Data records:

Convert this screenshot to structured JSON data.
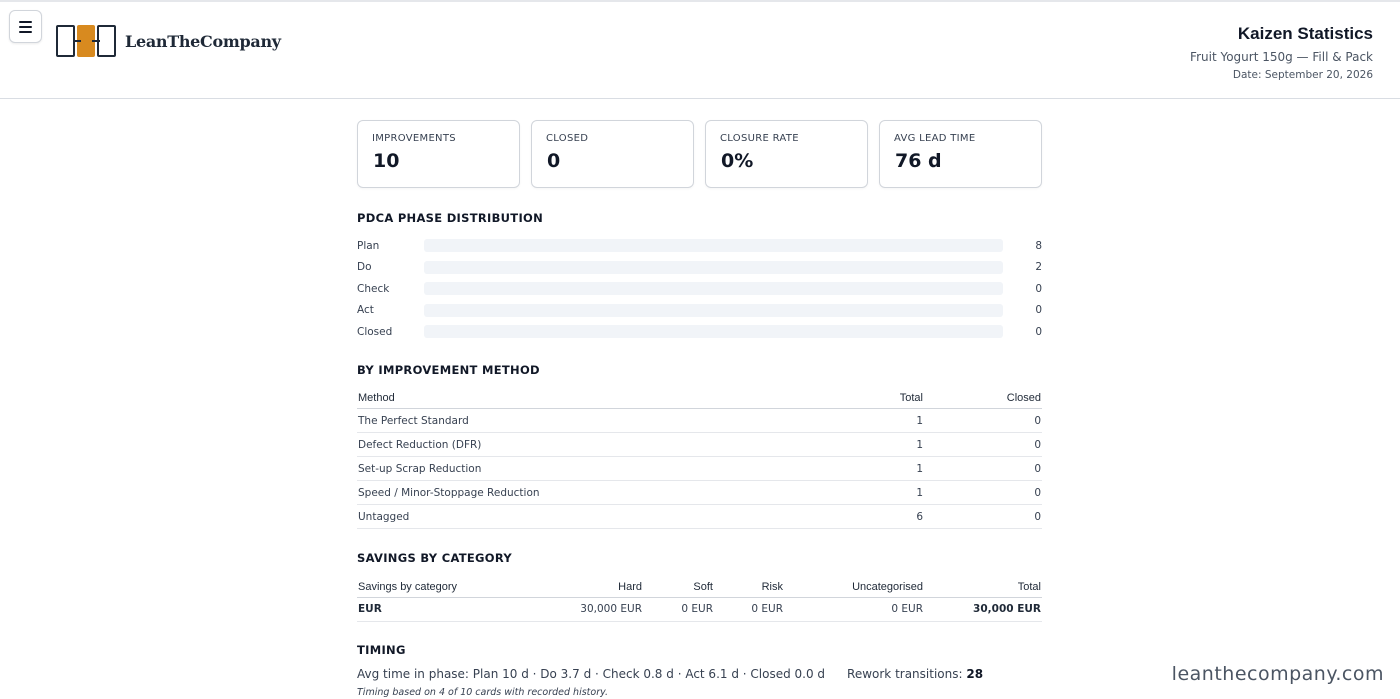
{
  "brand": {
    "name": "LeanTheCompany",
    "watermark": "leanthecompany.com"
  },
  "header": {
    "title": "Kaizen Statistics",
    "subtitle": "Fruit Yogurt 150g — Fill & Pack",
    "date": "Date: September 20, 2026"
  },
  "kpis": [
    {
      "label": "IMPROVEMENTS",
      "value": "10"
    },
    {
      "label": "CLOSED",
      "value": "0"
    },
    {
      "label": "CLOSURE RATE",
      "value": "0%"
    },
    {
      "label": "AVG LEAD TIME",
      "value": "76 d"
    }
  ],
  "pdca": {
    "title": "PDCA PHASE DISTRIBUTION",
    "max": 8,
    "colors": {
      "fill": "#0d8fae",
      "track": "#f1f4f8"
    },
    "rows": [
      {
        "label": "Plan",
        "value": 8
      },
      {
        "label": "Do",
        "value": 2
      },
      {
        "label": "Check",
        "value": 0
      },
      {
        "label": "Act",
        "value": 0
      },
      {
        "label": "Closed",
        "value": 0
      }
    ]
  },
  "method": {
    "title": "BY IMPROVEMENT METHOD",
    "headers": [
      "Method",
      "Total",
      "Closed"
    ],
    "rows": [
      [
        "The Perfect Standard",
        "1",
        "0"
      ],
      [
        "Defect Reduction (DFR)",
        "1",
        "0"
      ],
      [
        "Set-up Scrap Reduction",
        "1",
        "0"
      ],
      [
        "Speed / Minor-Stoppage Reduction",
        "1",
        "0"
      ],
      [
        "Untagged",
        "6",
        "0"
      ]
    ]
  },
  "savings": {
    "title": "SAVINGS BY CATEGORY",
    "headers": [
      "Savings by category",
      "Hard",
      "Soft",
      "Risk",
      "Uncategorised",
      "Total"
    ],
    "rows": [
      [
        "EUR",
        "30,000 EUR",
        "0 EUR",
        "0 EUR",
        "0 EUR",
        "30,000 EUR"
      ]
    ]
  },
  "timing": {
    "title": "TIMING",
    "avg": "Avg time in phase: Plan 10 d · Do 3.7 d · Check 0.8 d · Act 6.1 d · Closed 0.0 d",
    "rework_label": "Rework transitions:",
    "rework_value": "28",
    "note": "Timing based on 4 of 10 cards with recorded history."
  }
}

PROBLEM REQUIREMENTS →
Do not include images; quote all of the entries above exactly.

RESPONSE →
Convert this screenshot to structured JSON data.
{
  "brand": {
    "name": "LeanTheCompany",
    "watermark": "leanthecompany.com"
  },
  "header": {
    "title": "Kaizen Statistics",
    "subtitle": "Fruit Yogurt 150g — Fill & Pack",
    "date": "Date: September 20, 2026"
  },
  "kpis": [
    {
      "label": "IMPROVEMENTS",
      "value": "10"
    },
    {
      "label": "CLOSED",
      "value": "0"
    },
    {
      "label": "CLOSURE RATE",
      "value": "0%"
    },
    {
      "label": "AVG LEAD TIME",
      "value": "76 d"
    }
  ],
  "pdca": {
    "title": "PDCA PHASE DISTRIBUTION",
    "max": 8,
    "colors": {
      "fill": "#0d8fae",
      "track": "#f1f4f8"
    },
    "rows": [
      {
        "label": "Plan",
        "value": 8
      },
      {
        "label": "Do",
        "value": 2
      },
      {
        "label": "Check",
        "value": 0
      },
      {
        "label": "Act",
        "value": 0
      },
      {
        "label": "Closed",
        "value": 0
      }
    ]
  },
  "method": {
    "title": "BY IMPROVEMENT METHOD",
    "headers": [
      "Method",
      "Total",
      "Closed"
    ],
    "rows": [
      [
        "The Perfect Standard",
        "1",
        "0"
      ],
      [
        "Defect Reduction (DFR)",
        "1",
        "0"
      ],
      [
        "Set-up Scrap Reduction",
        "1",
        "0"
      ],
      [
        "Speed / Minor-Stoppage Reduction",
        "1",
        "0"
      ],
      [
        "Untagged",
        "6",
        "0"
      ]
    ]
  },
  "savings": {
    "title": "SAVINGS BY CATEGORY",
    "headers": [
      "Savings by category",
      "Hard",
      "Soft",
      "Risk",
      "Uncategorised",
      "Total"
    ],
    "rows": [
      [
        "EUR",
        "30,000 EUR",
        "0 EUR",
        "0 EUR",
        "0 EUR",
        "30,000 EUR"
      ]
    ]
  },
  "timing": {
    "title": "TIMING",
    "avg": "Avg time in phase: Plan 10 d · Do 3.7 d · Check 0.8 d · Act 6.1 d · Closed 0.0 d",
    "rework_label": "Rework transitions:",
    "rework_value": "28",
    "note": "Timing based on 4 of 10 cards with recorded history."
  }
}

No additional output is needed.